[Start]

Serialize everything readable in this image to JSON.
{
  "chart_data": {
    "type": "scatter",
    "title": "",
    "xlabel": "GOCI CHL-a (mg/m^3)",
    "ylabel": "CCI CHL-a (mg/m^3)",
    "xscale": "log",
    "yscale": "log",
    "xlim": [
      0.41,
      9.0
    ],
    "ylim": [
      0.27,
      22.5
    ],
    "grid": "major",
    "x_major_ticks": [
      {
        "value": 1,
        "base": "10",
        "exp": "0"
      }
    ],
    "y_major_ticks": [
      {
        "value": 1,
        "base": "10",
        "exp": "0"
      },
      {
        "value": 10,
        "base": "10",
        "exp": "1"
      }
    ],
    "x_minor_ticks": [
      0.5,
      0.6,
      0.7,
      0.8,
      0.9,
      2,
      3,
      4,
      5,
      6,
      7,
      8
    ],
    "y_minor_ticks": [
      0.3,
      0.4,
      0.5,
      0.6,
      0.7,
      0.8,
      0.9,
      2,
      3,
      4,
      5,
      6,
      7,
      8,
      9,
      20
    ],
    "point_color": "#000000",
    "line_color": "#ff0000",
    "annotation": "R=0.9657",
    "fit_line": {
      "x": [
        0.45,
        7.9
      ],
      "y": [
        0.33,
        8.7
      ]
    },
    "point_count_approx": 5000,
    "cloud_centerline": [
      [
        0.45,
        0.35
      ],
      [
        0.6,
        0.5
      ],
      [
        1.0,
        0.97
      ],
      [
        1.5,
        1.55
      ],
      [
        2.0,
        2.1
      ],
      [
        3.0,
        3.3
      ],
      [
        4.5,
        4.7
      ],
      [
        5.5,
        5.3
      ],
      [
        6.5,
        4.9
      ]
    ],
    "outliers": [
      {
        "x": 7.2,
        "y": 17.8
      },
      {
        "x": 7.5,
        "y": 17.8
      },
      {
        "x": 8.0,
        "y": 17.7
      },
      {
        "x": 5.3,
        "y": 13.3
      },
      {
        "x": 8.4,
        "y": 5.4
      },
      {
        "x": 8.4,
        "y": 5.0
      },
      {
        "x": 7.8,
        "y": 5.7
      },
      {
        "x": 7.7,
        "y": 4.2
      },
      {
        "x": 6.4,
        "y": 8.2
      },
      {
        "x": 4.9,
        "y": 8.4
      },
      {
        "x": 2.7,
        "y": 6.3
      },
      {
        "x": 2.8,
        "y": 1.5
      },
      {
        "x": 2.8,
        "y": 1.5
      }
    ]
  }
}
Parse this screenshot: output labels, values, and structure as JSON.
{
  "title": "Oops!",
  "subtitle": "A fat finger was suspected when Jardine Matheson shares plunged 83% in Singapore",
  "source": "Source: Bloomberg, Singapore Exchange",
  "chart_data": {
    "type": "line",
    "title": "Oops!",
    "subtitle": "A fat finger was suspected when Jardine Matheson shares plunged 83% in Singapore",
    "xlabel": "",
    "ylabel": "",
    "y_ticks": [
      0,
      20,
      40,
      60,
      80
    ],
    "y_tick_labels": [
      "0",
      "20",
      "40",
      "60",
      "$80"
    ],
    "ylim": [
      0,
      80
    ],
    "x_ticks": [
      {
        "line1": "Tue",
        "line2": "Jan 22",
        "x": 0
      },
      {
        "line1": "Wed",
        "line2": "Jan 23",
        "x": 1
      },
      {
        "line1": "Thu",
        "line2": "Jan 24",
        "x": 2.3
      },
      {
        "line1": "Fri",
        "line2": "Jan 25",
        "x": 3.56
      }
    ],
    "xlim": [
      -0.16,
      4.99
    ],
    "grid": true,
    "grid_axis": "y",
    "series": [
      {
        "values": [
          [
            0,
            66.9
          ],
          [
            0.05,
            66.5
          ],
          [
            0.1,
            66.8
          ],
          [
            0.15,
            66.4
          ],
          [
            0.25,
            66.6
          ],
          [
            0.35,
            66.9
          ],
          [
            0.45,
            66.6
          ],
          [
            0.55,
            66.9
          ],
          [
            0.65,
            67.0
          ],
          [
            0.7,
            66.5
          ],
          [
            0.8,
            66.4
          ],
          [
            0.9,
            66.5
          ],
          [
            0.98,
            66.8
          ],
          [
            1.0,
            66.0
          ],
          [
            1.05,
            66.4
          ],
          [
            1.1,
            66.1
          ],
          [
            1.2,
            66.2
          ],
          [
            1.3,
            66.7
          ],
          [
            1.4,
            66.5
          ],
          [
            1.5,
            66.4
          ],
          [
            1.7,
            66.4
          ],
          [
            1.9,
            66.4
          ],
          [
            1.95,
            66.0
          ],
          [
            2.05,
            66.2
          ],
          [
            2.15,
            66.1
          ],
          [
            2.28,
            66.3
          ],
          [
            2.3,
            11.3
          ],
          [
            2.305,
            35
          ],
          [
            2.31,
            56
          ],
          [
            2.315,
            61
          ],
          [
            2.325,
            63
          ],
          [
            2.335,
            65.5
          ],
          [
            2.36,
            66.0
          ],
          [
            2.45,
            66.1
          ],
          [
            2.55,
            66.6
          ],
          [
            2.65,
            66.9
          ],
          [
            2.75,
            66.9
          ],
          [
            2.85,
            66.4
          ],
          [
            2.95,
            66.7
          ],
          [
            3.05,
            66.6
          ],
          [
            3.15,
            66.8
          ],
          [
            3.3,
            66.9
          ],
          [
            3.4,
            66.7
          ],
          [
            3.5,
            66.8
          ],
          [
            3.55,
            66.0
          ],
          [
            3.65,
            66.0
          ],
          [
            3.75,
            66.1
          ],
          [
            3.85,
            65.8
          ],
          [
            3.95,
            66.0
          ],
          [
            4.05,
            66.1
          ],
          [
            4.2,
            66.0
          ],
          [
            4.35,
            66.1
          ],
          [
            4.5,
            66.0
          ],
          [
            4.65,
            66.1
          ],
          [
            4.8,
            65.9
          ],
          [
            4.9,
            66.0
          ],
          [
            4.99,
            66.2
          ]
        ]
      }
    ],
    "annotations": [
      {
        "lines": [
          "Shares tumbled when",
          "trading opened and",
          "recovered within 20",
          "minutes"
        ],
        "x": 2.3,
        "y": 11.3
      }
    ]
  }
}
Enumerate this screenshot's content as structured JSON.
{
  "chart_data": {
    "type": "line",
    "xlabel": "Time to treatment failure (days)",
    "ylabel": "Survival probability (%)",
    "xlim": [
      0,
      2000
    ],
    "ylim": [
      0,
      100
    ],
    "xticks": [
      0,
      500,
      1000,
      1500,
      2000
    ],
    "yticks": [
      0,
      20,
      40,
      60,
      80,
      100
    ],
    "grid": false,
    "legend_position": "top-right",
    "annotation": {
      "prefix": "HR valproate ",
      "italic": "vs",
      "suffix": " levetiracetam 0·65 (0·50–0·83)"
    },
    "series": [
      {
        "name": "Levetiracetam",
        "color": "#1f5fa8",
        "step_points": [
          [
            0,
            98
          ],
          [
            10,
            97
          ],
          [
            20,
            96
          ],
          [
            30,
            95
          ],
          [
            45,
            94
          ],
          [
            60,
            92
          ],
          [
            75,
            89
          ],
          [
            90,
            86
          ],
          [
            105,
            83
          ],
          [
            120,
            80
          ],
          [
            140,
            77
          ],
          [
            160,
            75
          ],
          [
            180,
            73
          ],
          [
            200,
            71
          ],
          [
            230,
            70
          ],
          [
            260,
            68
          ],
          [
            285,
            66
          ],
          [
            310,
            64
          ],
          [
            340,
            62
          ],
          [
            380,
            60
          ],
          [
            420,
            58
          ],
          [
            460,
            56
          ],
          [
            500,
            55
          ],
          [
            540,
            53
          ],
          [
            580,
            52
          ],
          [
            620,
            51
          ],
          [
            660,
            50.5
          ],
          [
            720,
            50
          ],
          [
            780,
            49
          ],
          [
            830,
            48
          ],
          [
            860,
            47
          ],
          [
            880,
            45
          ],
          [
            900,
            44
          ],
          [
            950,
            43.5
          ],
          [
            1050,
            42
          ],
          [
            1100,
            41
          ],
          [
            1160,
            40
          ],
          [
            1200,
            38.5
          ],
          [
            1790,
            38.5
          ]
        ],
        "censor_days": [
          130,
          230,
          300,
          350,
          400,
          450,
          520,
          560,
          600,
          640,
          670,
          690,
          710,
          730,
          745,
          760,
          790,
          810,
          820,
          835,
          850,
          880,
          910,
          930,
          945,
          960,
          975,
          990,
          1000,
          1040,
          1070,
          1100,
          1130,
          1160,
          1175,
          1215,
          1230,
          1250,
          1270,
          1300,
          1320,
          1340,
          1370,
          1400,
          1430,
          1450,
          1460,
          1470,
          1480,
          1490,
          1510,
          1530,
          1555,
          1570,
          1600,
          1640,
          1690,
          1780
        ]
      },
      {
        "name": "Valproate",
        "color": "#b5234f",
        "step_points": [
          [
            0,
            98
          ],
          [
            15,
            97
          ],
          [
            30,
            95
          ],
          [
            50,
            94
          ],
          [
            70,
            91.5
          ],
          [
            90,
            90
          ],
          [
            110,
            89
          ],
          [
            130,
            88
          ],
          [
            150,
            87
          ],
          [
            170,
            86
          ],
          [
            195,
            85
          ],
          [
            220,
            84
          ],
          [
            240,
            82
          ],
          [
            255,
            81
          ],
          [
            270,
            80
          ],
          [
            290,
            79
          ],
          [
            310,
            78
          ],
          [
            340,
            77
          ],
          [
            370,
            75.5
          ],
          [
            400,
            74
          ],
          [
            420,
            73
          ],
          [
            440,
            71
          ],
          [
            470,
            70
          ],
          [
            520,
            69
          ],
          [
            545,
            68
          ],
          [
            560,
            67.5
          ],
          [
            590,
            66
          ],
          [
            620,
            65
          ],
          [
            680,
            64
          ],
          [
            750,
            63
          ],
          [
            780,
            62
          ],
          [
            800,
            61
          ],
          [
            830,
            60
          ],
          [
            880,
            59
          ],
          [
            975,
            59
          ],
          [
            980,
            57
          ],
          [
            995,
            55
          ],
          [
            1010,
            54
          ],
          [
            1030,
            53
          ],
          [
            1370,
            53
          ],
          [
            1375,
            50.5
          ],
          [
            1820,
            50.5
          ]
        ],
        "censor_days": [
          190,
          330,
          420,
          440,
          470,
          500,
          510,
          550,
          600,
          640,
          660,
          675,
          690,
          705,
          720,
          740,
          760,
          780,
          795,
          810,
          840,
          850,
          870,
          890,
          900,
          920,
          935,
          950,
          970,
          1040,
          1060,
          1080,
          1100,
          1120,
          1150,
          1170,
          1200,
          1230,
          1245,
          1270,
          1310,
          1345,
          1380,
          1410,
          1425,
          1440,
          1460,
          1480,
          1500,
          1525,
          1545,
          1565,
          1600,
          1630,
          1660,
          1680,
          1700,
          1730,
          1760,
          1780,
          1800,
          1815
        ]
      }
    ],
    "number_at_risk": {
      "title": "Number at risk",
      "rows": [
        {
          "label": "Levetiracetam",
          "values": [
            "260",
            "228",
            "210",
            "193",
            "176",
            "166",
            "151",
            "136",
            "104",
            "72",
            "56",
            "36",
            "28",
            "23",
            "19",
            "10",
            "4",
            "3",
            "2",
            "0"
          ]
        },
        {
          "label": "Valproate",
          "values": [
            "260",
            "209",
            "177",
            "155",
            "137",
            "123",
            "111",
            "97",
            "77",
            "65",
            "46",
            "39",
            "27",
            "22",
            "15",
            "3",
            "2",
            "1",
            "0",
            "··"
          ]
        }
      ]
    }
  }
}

[End]

## PROBLEM REQUIREMENTS
Count how many lines above include the word "screenshot" and answer with that figure only.

## TASK OUTPUT
2